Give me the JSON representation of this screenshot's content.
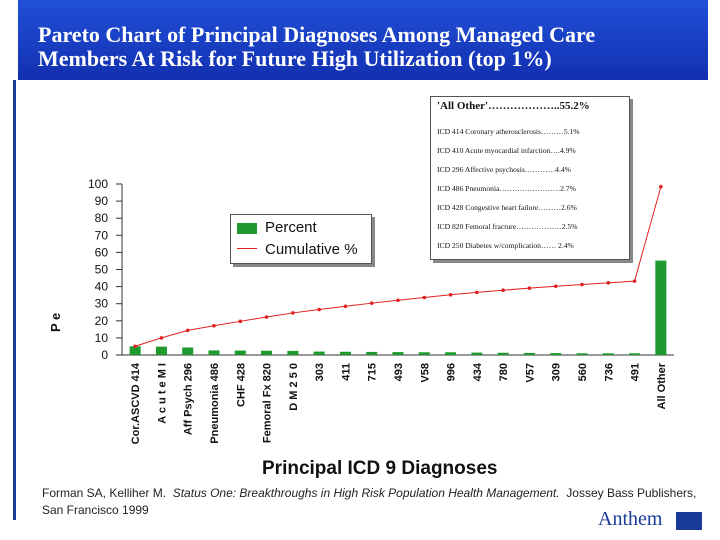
{
  "title": {
    "line1": "Pareto Chart of Principal Diagnoses Among Managed Care",
    "line2": "Members At Risk for Future High Utilization (top 1%)"
  },
  "legend": {
    "percent": "Percent",
    "cumulative": "Cumulative %"
  },
  "callout": {
    "header": "'All Other'………………..55.2%",
    "lines": [
      "ICD 414 Coronary atherosclerosis………5.1%",
      "ICD 410 Acute myocardial infarction….4.9%",
      "ICD 296 Affective psychosis…………4.4%",
      "ICD 486 Pneumonia……………………2.7%",
      "ICD 428 Congestive heart failure………2.6%",
      "ICD 820 Femoral fracture………………2.5%",
      "ICD 250 Diabetes w/complication…… 2.4%"
    ]
  },
  "citation": {
    "authors": "Forman SA, Kelliher M.",
    "work": "Status One: Breakthroughs in High Risk Population Health Management.",
    "publisher": "Jossey Bass Publishers, San Francisco 1999"
  },
  "logo": "Anthem",
  "chart_data": {
    "type": "bar",
    "title": "",
    "xlabel": "Principal ICD 9 Diagnoses",
    "ylabel": "P e",
    "ylim": [
      0,
      100
    ],
    "yticks": [
      0,
      10,
      20,
      30,
      40,
      50,
      60,
      70,
      80,
      90,
      100
    ],
    "categories": [
      "Cor.ASCVD 414",
      "A c u t e M I",
      "Aff Psych 296",
      "Pneumonia 486",
      "CHF 428",
      "Femoral Fx 820",
      "D M 2 5 0",
      "303",
      "411",
      "715",
      "493",
      "V58",
      "996",
      "434",
      "780",
      "V57",
      "309",
      "560",
      "736",
      "491",
      "All Other"
    ],
    "series": [
      {
        "name": "Percent",
        "type": "bar",
        "color": "#1f9a2f",
        "values": [
          5.1,
          4.9,
          4.4,
          2.7,
          2.6,
          2.5,
          2.4,
          2.0,
          1.9,
          1.8,
          1.7,
          1.6,
          1.6,
          1.4,
          1.3,
          1.2,
          1.1,
          1.0,
          1.0,
          1.0,
          55.2
        ]
      },
      {
        "name": "Cumulative %",
        "type": "line",
        "color": "#e02020",
        "values": [
          5.1,
          10.0,
          14.4,
          17.1,
          19.7,
          22.2,
          24.6,
          26.6,
          28.5,
          30.3,
          32.0,
          33.6,
          35.2,
          36.6,
          37.9,
          39.1,
          40.2,
          41.2,
          42.2,
          43.2,
          98.4
        ]
      }
    ],
    "grid": false,
    "legend_position": "center-left"
  }
}
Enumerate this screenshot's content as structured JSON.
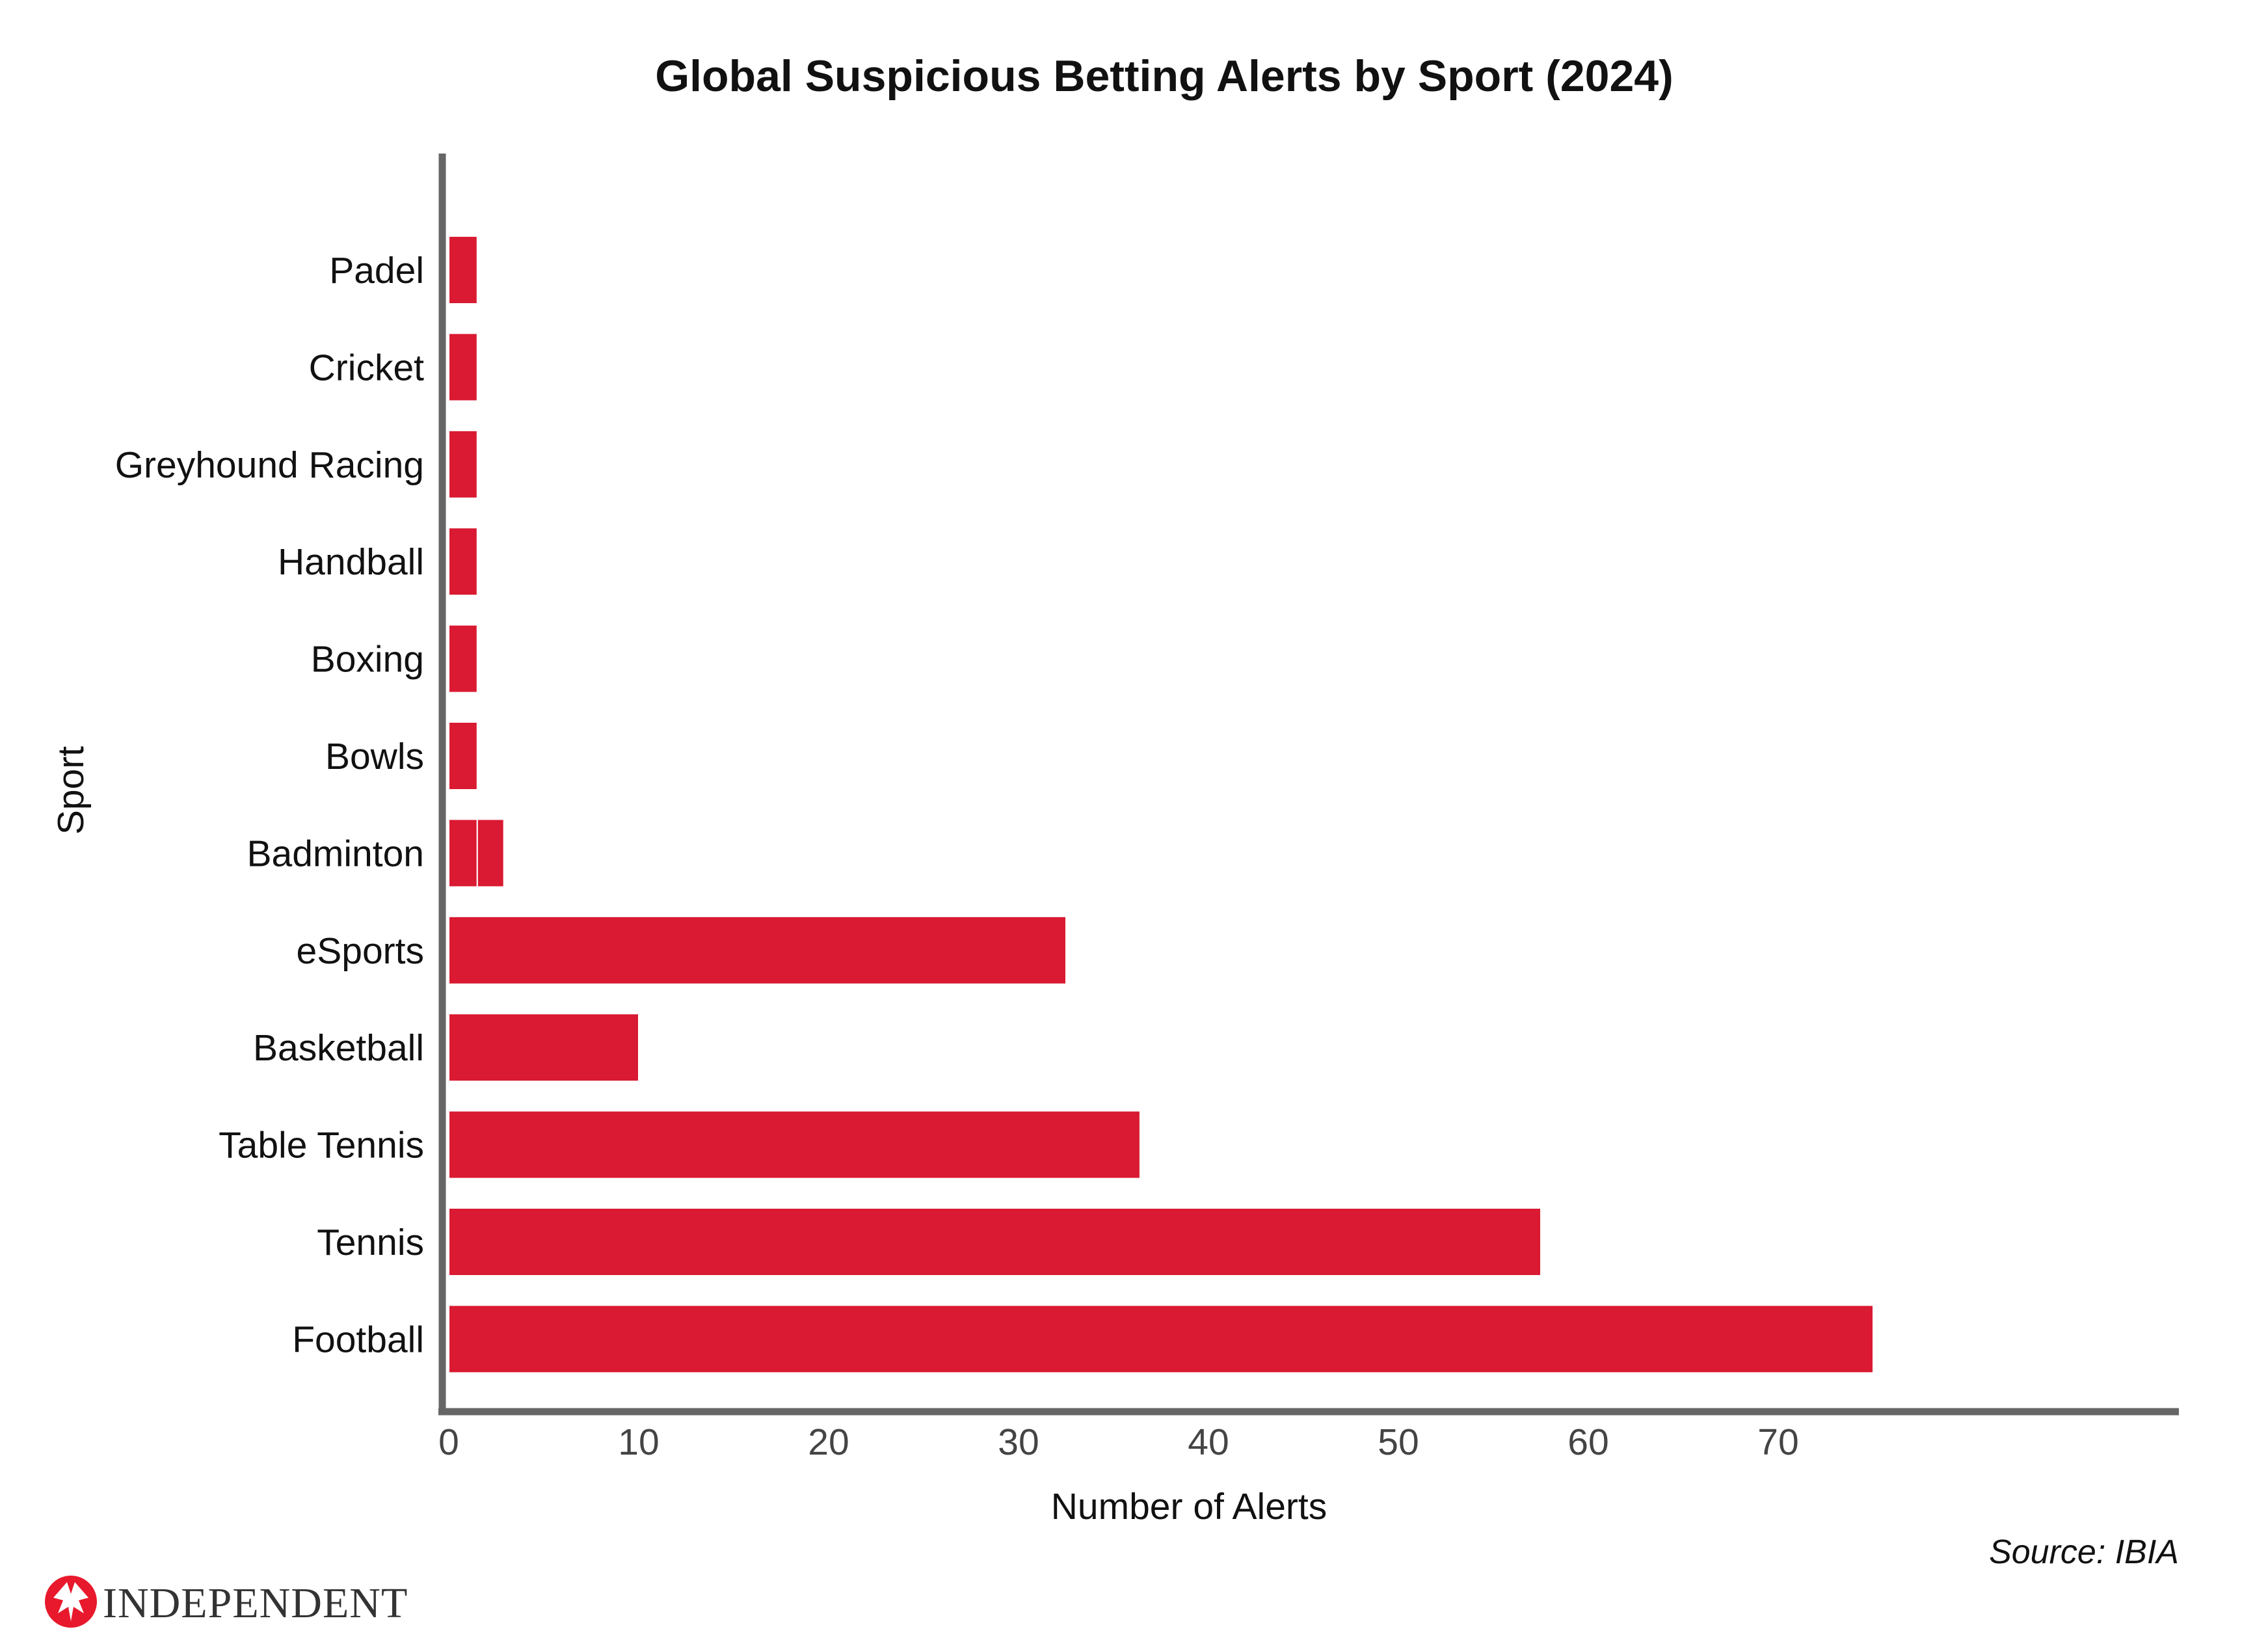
{
  "chart_data": {
    "type": "bar",
    "orientation": "horizontal",
    "title": "Global Suspicious Betting Alerts by Sport (2024)",
    "xlabel": "Number of Alerts",
    "ylabel": "Sport",
    "categories": [
      "Padel",
      "Cricket",
      "Greyhound Racing",
      "Handball",
      "Boxing",
      "Bowls",
      "Badminton",
      "eSports",
      "Basketball",
      "Table Tennis",
      "Tennis",
      "Football"
    ],
    "segments": [
      [
        1.5
      ],
      [
        1.5
      ],
      [
        1.5
      ],
      [
        1.5
      ],
      [
        1.5
      ],
      [
        1.5
      ],
      [
        1.5,
        1.4
      ],
      [
        32.5
      ],
      [
        10
      ],
      [
        36.4
      ],
      [
        57.5
      ],
      [
        75
      ]
    ],
    "values": [
      1.5,
      1.5,
      1.5,
      1.5,
      1.5,
      1.5,
      2.9,
      32.5,
      10,
      36.4,
      57.5,
      75
    ],
    "xticks": [
      0,
      10,
      20,
      30,
      40,
      50,
      60,
      70
    ],
    "xlim": [
      0,
      91
    ],
    "grid": false,
    "bar_color": "#d91a32",
    "axis_color": "#666666"
  },
  "source": "Source: IBIA",
  "brand": {
    "name": "INDEPENDENT",
    "logo_icon": "eagle-icon",
    "logo_color": "#e8192c"
  }
}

→ **What you will do**
Copy out all the data without changing anything, and drop the pictures.

→ **Correct answer**
Give me the JSON representation of this screenshot's content.
{
  "title": {
    "line1": "Pareto Chart of Principal Diagnoses Among Managed Care",
    "line2": "Members At Risk for Future High Utilization (top 1%)"
  },
  "legend": {
    "percent": "Percent",
    "cumulative": "Cumulative %"
  },
  "callout": {
    "header": "'All Other'………………..55.2%",
    "lines": [
      "ICD 414 Coronary atherosclerosis………5.1%",
      "ICD 410 Acute myocardial infarction….4.9%",
      "ICD 296 Affective psychosis…………4.4%",
      "ICD 486 Pneumonia……………………2.7%",
      "ICD 428 Congestive heart failure………2.6%",
      "ICD 820 Femoral fracture………………2.5%",
      "ICD 250 Diabetes w/complication…… 2.4%"
    ]
  },
  "citation": {
    "authors": "Forman SA, Kelliher M.",
    "work": "Status One: Breakthroughs in High Risk Population Health Management.",
    "publisher": "Jossey Bass Publishers, San Francisco 1999"
  },
  "logo": "Anthem",
  "chart_data": {
    "type": "bar",
    "title": "",
    "xlabel": "Principal ICD 9 Diagnoses",
    "ylabel": "P e",
    "ylim": [
      0,
      100
    ],
    "yticks": [
      0,
      10,
      20,
      30,
      40,
      50,
      60,
      70,
      80,
      90,
      100
    ],
    "categories": [
      "Cor.ASCVD 414",
      "A c u t e M I",
      "Aff Psych 296",
      "Pneumonia 486",
      "CHF 428",
      "Femoral Fx 820",
      "D M 2 5 0",
      "303",
      "411",
      "715",
      "493",
      "V58",
      "996",
      "434",
      "780",
      "V57",
      "309",
      "560",
      "736",
      "491",
      "All Other"
    ],
    "series": [
      {
        "name": "Percent",
        "type": "bar",
        "color": "#1f9a2f",
        "values": [
          5.1,
          4.9,
          4.4,
          2.7,
          2.6,
          2.5,
          2.4,
          2.0,
          1.9,
          1.8,
          1.7,
          1.6,
          1.6,
          1.4,
          1.3,
          1.2,
          1.1,
          1.0,
          1.0,
          1.0,
          55.2
        ]
      },
      {
        "name": "Cumulative %",
        "type": "line",
        "color": "#e02020",
        "values": [
          5.1,
          10.0,
          14.4,
          17.1,
          19.7,
          22.2,
          24.6,
          26.6,
          28.5,
          30.3,
          32.0,
          33.6,
          35.2,
          36.6,
          37.9,
          39.1,
          40.2,
          41.2,
          42.2,
          43.2,
          98.4
        ]
      }
    ],
    "grid": false,
    "legend_position": "center-left"
  }
}
Enumerate this screenshot's content as structured JSON.
{
  "chart_data": {
    "type": "bar",
    "orientation": "horizontal",
    "title": "Global Suspicious Betting Alerts by Sport (2024)",
    "xlabel": "Number of Alerts",
    "ylabel": "Sport",
    "categories": [
      "Padel",
      "Cricket",
      "Greyhound Racing",
      "Handball",
      "Boxing",
      "Bowls",
      "Badminton",
      "eSports",
      "Basketball",
      "Table Tennis",
      "Tennis",
      "Football"
    ],
    "segments": [
      [
        1.5
      ],
      [
        1.5
      ],
      [
        1.5
      ],
      [
        1.5
      ],
      [
        1.5
      ],
      [
        1.5
      ],
      [
        1.5,
        1.4
      ],
      [
        32.5
      ],
      [
        10
      ],
      [
        36.4
      ],
      [
        57.5
      ],
      [
        75
      ]
    ],
    "values": [
      1.5,
      1.5,
      1.5,
      1.5,
      1.5,
      1.5,
      2.9,
      32.5,
      10,
      36.4,
      57.5,
      75
    ],
    "xticks": [
      0,
      10,
      20,
      30,
      40,
      50,
      60,
      70
    ],
    "xlim": [
      0,
      91
    ],
    "grid": false,
    "bar_color": "#d91a32",
    "axis_color": "#666666"
  },
  "source": "Source: IBIA",
  "brand": {
    "name": "INDEPENDENT",
    "logo_icon": "eagle-icon",
    "logo_color": "#e8192c"
  }
}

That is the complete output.